> **Aim of the exercise**:
Continue the news article about Akron Children's Hospital's telehealth psychiatry program from the point where it stops.

> **Page text**:
------------------------------------------------
Children with serious psychiatric problems might soon be able to get care from a specialist by visiting their pediatrician’s office.


Akron Children’s Hospital is launching a telehealth program to bring much-needed behavioral health services to young patients throughout eastern Ohio.


When the service launches on a small scale this year, patients will be able to go to their local participating pediatrician’s office for an appointment with a Children’s psychiatrist via a secure, high-definition video conference.


The goal of the program is to improve access while making behavioral-health services a more widely accepted part of overall health care for children, said Dr. Stephen Cosby, director of the Division of Pediatric Psychiatry and Psychology at Children’s.


“If you’re going to a pediatrician’s office, everybody thinks that’s normal,” he said. “There’s this idea of destigmatizing mental health and incorporating it into the overall health of a child.”


The program likely will start this summer with a yet-to-be-named local pediatric office that is part of the Akron Children’s Hospital Pediatrics practice, Cosby said. The appointments then can expand to other pediatric primary-care practices outside Summit County in the future.


Pediatric psychiatrists are in short supply nationwide, even though the need for their services is increasing.


According to the National Alliance on Mental Illness, 21 percent of children 9 to 17 nationwide have a mental or addictive disorder. However, only an estimated 20 percent of children with mental disorders are identified and receive mental-health services.


Patients often wait between one to three months for an appointment with a specialist, Cosby said. Children’s has seven pediatric psychiatrists.


The telehealth appointments will be optional, but Children’s officials expect some parents will like the convenience of a visit closer to home at a pediatrician’s office that is familiar to the family.
------------------------------------------------
> **Data supplied**:
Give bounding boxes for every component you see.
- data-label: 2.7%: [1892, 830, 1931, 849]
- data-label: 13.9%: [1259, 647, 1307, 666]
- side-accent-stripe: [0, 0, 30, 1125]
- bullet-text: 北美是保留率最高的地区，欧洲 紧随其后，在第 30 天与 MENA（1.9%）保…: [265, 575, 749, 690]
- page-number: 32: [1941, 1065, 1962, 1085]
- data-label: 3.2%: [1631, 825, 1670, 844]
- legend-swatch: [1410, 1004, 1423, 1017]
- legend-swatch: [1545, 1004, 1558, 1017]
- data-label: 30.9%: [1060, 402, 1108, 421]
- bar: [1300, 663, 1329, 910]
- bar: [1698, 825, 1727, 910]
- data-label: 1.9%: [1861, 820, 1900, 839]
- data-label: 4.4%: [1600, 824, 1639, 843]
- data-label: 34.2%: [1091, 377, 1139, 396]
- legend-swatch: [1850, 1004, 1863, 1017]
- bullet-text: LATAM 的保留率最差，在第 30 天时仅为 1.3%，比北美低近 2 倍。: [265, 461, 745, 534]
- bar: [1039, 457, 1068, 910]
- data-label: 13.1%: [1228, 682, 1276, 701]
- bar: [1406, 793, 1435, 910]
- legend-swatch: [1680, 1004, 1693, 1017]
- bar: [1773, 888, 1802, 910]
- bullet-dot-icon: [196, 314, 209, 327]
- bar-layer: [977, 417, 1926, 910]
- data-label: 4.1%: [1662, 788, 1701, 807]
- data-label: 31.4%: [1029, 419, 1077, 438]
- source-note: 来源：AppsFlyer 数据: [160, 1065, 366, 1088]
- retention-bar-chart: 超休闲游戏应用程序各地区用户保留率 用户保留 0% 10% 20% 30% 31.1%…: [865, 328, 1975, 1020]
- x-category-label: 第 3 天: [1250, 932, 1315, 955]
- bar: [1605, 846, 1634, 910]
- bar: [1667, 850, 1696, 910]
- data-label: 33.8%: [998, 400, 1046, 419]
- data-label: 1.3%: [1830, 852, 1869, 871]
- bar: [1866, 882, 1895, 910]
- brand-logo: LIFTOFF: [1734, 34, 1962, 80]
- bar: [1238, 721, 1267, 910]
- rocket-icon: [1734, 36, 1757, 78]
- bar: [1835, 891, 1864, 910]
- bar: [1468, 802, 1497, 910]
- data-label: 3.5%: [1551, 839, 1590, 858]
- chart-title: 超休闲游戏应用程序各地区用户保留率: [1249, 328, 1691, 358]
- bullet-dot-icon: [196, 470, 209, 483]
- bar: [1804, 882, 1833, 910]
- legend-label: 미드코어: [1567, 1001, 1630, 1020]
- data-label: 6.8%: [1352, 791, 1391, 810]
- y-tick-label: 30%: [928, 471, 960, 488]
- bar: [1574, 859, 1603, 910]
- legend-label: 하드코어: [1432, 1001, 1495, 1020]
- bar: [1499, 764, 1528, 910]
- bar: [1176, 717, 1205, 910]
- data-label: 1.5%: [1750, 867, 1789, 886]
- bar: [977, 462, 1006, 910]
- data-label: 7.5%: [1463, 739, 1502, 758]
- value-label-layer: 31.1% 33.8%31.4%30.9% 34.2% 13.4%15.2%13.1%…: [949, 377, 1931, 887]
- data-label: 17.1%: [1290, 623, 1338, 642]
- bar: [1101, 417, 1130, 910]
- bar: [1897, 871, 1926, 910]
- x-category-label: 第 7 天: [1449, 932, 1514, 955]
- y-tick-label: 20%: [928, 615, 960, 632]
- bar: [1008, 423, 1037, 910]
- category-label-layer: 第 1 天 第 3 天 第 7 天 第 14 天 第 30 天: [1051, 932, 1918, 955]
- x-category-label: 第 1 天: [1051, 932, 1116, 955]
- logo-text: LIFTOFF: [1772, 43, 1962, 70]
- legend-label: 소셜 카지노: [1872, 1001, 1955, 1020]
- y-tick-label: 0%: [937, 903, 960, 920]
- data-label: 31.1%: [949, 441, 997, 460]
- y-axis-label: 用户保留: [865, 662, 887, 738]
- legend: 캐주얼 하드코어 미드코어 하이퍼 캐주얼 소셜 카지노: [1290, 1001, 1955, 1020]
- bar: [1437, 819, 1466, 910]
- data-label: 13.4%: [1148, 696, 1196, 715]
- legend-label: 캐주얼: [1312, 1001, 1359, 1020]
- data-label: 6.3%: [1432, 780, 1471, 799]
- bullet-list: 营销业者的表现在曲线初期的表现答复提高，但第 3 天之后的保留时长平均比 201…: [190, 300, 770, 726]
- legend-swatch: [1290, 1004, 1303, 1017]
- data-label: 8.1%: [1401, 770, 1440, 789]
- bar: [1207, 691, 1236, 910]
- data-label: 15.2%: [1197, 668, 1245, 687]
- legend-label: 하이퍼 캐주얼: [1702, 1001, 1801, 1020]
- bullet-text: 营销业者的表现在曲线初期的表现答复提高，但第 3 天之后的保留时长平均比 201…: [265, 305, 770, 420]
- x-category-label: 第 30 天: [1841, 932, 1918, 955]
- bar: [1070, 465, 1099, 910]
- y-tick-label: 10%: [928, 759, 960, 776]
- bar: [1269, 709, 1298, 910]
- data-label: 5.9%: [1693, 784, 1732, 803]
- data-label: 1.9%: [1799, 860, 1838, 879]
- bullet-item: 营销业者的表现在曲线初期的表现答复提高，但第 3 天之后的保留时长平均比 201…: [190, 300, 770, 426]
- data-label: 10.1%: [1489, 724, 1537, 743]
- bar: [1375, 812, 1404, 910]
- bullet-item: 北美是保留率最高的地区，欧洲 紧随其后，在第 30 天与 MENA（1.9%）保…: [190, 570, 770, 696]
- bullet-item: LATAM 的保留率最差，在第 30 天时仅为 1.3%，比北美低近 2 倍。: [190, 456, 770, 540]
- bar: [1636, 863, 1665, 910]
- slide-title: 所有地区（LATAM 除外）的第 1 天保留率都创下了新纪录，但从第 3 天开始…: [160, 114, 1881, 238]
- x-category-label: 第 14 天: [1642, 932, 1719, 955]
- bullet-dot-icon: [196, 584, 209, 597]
------------------------------------------------
> **Written response**:
The telehealth service is being supported with a two-year, $463,593 grant from the Margaret Clark Morgan Foundation. The private grant-making foundation based in Hudson focuses primarily on the mental-health field.


The foundation previously provided a $1.2 million grant to help create the Psychiatric Intake Response Center (PIRC) at Akron Children’s Hospital.


The PIRC program offers around-the-clock mental-health assessments by phone (330-543-7472) or in person in the hospital’s emergency department. The staff assesses each situation and helps the child get whatever care is needed — whether it’s emergency care for life-threatening situations or quick access to an appointment at the hospital or mental-health agency for less urgent cases.


The new mental telehealth project is one example of remote medical services that Akron Children’s Hospital wants to develop to provide young patients better access to pediatric specialists who are in short supply nationwide.


The hospital has started a Center for Telehealth Service Design to help determine where remote appointments might make sense and then to help get programs up and running.


“The center is there to facilitate explorations and develop pilot telehealth services for Akron Children’s Hospital,” said Stefan Agamanolis, director of the Center for Telehealth Service Design and associate director of the Rebecca D. Considine Research Institute at Children’s.


By using telehealth services, Children’s could make it easier for patients from throughout the 28 counties it serves to get an appointment with a pediatric specialist, Agamanolis said.


“It can be difficult accessing health-care services in our region,” he said.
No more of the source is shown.